» Short task: Return each entry exactly, with none missing.

--- Start Extracted material ---

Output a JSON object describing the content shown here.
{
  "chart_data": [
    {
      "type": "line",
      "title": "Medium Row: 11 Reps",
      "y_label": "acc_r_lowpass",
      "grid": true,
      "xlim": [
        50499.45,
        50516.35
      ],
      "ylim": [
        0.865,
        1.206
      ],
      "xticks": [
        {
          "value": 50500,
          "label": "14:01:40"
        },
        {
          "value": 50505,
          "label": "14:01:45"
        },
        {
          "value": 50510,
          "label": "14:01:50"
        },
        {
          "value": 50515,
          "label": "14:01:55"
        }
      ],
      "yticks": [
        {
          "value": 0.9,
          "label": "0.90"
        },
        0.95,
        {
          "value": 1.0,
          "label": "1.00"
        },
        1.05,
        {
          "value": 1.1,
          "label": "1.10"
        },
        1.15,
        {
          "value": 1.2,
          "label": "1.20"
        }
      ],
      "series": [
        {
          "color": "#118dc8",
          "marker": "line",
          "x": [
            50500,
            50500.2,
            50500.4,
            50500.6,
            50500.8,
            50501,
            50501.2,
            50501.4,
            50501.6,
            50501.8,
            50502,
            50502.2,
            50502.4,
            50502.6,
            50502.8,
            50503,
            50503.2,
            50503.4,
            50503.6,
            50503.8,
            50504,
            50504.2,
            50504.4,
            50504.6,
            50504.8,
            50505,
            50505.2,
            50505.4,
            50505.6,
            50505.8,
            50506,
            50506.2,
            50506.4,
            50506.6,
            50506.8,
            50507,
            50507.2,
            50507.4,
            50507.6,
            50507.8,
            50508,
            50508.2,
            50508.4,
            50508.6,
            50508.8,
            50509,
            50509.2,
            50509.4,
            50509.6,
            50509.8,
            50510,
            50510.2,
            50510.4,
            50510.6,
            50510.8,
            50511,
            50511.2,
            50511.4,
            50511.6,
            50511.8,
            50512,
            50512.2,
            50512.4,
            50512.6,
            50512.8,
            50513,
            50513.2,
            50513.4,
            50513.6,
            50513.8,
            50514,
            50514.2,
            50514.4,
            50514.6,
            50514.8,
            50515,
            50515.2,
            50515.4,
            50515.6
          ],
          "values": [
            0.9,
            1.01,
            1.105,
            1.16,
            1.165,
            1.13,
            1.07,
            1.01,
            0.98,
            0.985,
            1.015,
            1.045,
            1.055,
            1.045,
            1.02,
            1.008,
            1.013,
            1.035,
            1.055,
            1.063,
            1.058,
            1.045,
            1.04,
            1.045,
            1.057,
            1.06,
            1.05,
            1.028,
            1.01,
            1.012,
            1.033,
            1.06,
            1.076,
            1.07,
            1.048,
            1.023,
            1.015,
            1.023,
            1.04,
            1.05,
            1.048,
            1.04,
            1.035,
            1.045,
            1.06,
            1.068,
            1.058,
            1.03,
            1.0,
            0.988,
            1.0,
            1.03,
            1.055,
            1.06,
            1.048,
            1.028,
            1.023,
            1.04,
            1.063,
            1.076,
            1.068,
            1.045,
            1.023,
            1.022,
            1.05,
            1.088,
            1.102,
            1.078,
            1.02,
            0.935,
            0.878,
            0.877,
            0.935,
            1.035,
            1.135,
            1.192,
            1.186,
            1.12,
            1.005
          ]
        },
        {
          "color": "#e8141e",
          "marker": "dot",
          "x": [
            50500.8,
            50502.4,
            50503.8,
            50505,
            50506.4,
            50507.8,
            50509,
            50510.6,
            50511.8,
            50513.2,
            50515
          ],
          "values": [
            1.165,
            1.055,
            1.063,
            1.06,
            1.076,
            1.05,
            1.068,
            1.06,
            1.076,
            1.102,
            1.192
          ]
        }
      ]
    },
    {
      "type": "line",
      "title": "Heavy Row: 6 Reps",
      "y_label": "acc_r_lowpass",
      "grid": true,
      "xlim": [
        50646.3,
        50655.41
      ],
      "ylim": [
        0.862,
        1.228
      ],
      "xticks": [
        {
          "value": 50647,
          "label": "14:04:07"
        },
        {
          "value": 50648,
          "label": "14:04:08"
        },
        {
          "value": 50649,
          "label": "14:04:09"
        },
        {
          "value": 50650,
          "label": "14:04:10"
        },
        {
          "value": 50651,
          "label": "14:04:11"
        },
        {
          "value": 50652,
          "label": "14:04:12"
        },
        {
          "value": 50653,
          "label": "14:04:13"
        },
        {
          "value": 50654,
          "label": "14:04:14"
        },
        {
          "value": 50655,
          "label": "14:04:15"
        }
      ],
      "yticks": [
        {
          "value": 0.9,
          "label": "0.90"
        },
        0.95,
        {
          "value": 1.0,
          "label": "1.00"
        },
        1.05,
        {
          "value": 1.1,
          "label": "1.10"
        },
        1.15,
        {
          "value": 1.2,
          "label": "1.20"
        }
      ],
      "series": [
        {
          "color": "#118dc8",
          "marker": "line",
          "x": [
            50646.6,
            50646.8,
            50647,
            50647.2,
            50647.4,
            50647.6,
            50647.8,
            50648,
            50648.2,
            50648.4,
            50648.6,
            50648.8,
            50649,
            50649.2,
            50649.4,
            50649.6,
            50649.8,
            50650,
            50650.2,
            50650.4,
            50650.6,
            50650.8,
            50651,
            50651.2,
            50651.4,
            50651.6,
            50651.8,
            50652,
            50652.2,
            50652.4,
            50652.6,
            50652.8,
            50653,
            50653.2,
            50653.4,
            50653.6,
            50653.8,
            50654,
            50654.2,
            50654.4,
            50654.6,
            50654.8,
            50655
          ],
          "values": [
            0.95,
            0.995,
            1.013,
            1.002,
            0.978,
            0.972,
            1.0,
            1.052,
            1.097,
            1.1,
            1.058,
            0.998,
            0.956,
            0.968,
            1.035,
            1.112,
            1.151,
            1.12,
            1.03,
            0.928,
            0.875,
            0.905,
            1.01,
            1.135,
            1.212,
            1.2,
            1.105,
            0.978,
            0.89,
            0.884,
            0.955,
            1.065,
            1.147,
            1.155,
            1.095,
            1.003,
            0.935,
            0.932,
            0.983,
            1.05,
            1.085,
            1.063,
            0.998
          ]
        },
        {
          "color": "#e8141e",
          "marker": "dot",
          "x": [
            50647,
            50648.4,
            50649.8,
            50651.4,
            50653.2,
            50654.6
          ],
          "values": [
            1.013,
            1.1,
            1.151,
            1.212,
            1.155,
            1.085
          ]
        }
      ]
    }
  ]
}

--- End Extracted material ---

» Task answer:
Output a JSON object describing the content shown here.
{
  "chart_data": [
    {
      "type": "line",
      "title": "Medium Row: 11 Reps",
      "y_label": "acc_r_lowpass",
      "grid": true,
      "xlim": [
        50499.45,
        50516.35
      ],
      "ylim": [
        0.865,
        1.206
      ],
      "xticks": [
        {
          "value": 50500,
          "label": "14:01:40"
        },
        {
          "value": 50505,
          "label": "14:01:45"
        },
        {
          "value": 50510,
          "label": "14:01:50"
        },
        {
          "value": 50515,
          "label": "14:01:55"
        }
      ],
      "yticks": [
        {
          "value": 0.9,
          "label": "0.90"
        },
        0.95,
        {
          "value": 1.0,
          "label": "1.00"
        },
        1.05,
        {
          "value": 1.1,
          "label": "1.10"
        },
        1.15,
        {
          "value": 1.2,
          "label": "1.20"
        }
      ],
      "series": [
        {
          "color": "#118dc8",
          "marker": "line",
          "x": [
            50500,
            50500.2,
            50500.4,
            50500.6,
            50500.8,
            50501,
            50501.2,
            50501.4,
            50501.6,
            50501.8,
            50502,
            50502.2,
            50502.4,
            50502.6,
            50502.8,
            50503,
            50503.2,
            50503.4,
            50503.6,
            50503.8,
            50504,
            50504.2,
            50504.4,
            50504.6,
            50504.8,
            50505,
            50505.2,
            50505.4,
            50505.6,
            50505.8,
            50506,
            50506.2,
            50506.4,
            50506.6,
            50506.8,
            50507,
            50507.2,
            50507.4,
            50507.6,
            50507.8,
            50508,
            50508.2,
            50508.4,
            50508.6,
            50508.8,
            50509,
            50509.2,
            50509.4,
            50509.6,
            50509.8,
            50510,
            50510.2,
            50510.4,
            50510.6,
            50510.8,
            50511,
            50511.2,
            50511.4,
            50511.6,
            50511.8,
            50512,
            50512.2,
            50512.4,
            50512.6,
            50512.8,
            50513,
            50513.2,
            50513.4,
            50513.6,
            50513.8,
            50514,
            50514.2,
            50514.4,
            50514.6,
            50514.8,
            50515,
            50515.2,
            50515.4,
            50515.6
          ],
          "values": [
            0.9,
            1.01,
            1.105,
            1.16,
            1.165,
            1.13,
            1.07,
            1.01,
            0.98,
            0.985,
            1.015,
            1.045,
            1.055,
            1.045,
            1.02,
            1.008,
            1.013,
            1.035,
            1.055,
            1.063,
            1.058,
            1.045,
            1.04,
            1.045,
            1.057,
            1.06,
            1.05,
            1.028,
            1.01,
            1.012,
            1.033,
            1.06,
            1.076,
            1.07,
            1.048,
            1.023,
            1.015,
            1.023,
            1.04,
            1.05,
            1.048,
            1.04,
            1.035,
            1.045,
            1.06,
            1.068,
            1.058,
            1.03,
            1.0,
            0.988,
            1.0,
            1.03,
            1.055,
            1.06,
            1.048,
            1.028,
            1.023,
            1.04,
            1.063,
            1.076,
            1.068,
            1.045,
            1.023,
            1.022,
            1.05,
            1.088,
            1.102,
            1.078,
            1.02,
            0.935,
            0.878,
            0.877,
            0.935,
            1.035,
            1.135,
            1.192,
            1.186,
            1.12,
            1.005
          ]
        },
        {
          "color": "#e8141e",
          "marker": "dot",
          "x": [
            50500.8,
            50502.4,
            50503.8,
            50505,
            50506.4,
            50507.8,
            50509,
            50510.6,
            50511.8,
            50513.2,
            50515
          ],
          "values": [
            1.165,
            1.055,
            1.063,
            1.06,
            1.076,
            1.05,
            1.068,
            1.06,
            1.076,
            1.102,
            1.192
          ]
        }
      ]
    },
    {
      "type": "line",
      "title": "Heavy Row: 6 Reps",
      "y_label": "acc_r_lowpass",
      "grid": true,
      "xlim": [
        50646.3,
        50655.41
      ],
      "ylim": [
        0.862,
        1.228
      ],
      "xticks": [
        {
          "value": 50647,
          "label": "14:04:07"
        },
        {
          "value": 50648,
          "label": "14:04:08"
        },
        {
          "value": 50649,
          "label": "14:04:09"
        },
        {
          "value": 50650,
          "label": "14:04:10"
        },
        {
          "value": 50651,
          "label": "14:04:11"
        },
        {
          "value": 50652,
          "label": "14:04:12"
        },
        {
          "value": 50653,
          "label": "14:04:13"
        },
        {
          "value": 50654,
          "label": "14:04:14"
        },
        {
          "value": 50655,
          "label": "14:04:15"
        }
      ],
      "yticks": [
        {
          "value": 0.9,
          "label": "0.90"
        },
        0.95,
        {
          "value": 1.0,
          "label": "1.00"
        },
        1.05,
        {
          "value": 1.1,
          "label": "1.10"
        },
        1.15,
        {
          "value": 1.2,
          "label": "1.20"
        }
      ],
      "series": [
        {
          "color": "#118dc8",
          "marker": "line",
          "x": [
            50646.6,
            50646.8,
            50647,
            50647.2,
            50647.4,
            50647.6,
            50647.8,
            50648,
            50648.2,
            50648.4,
            50648.6,
            50648.8,
            50649,
            50649.2,
            50649.4,
            50649.6,
            50649.8,
            50650,
            50650.2,
            50650.4,
            50650.6,
            50650.8,
            50651,
            50651.2,
            50651.4,
            50651.6,
            50651.8,
            50652,
            50652.2,
            50652.4,
            50652.6,
            50652.8,
            50653,
            50653.2,
            50653.4,
            50653.6,
            50653.8,
            50654,
            50654.2,
            50654.4,
            50654.6,
            50654.8,
            50655
          ],
          "values": [
            0.95,
            0.995,
            1.013,
            1.002,
            0.978,
            0.972,
            1.0,
            1.052,
            1.097,
            1.1,
            1.058,
            0.998,
            0.956,
            0.968,
            1.035,
            1.112,
            1.151,
            1.12,
            1.03,
            0.928,
            0.875,
            0.905,
            1.01,
            1.135,
            1.212,
            1.2,
            1.105,
            0.978,
            0.89,
            0.884,
            0.955,
            1.065,
            1.147,
            1.155,
            1.095,
            1.003,
            0.935,
            0.932,
            0.983,
            1.05,
            1.085,
            1.063,
            0.998
          ]
        },
        {
          "color": "#e8141e",
          "marker": "dot",
          "x": [
            50647,
            50648.4,
            50649.8,
            50651.4,
            50653.2,
            50654.6
          ],
          "values": [
            1.013,
            1.1,
            1.151,
            1.212,
            1.155,
            1.085
          ]
        }
      ]
    }
  ]
}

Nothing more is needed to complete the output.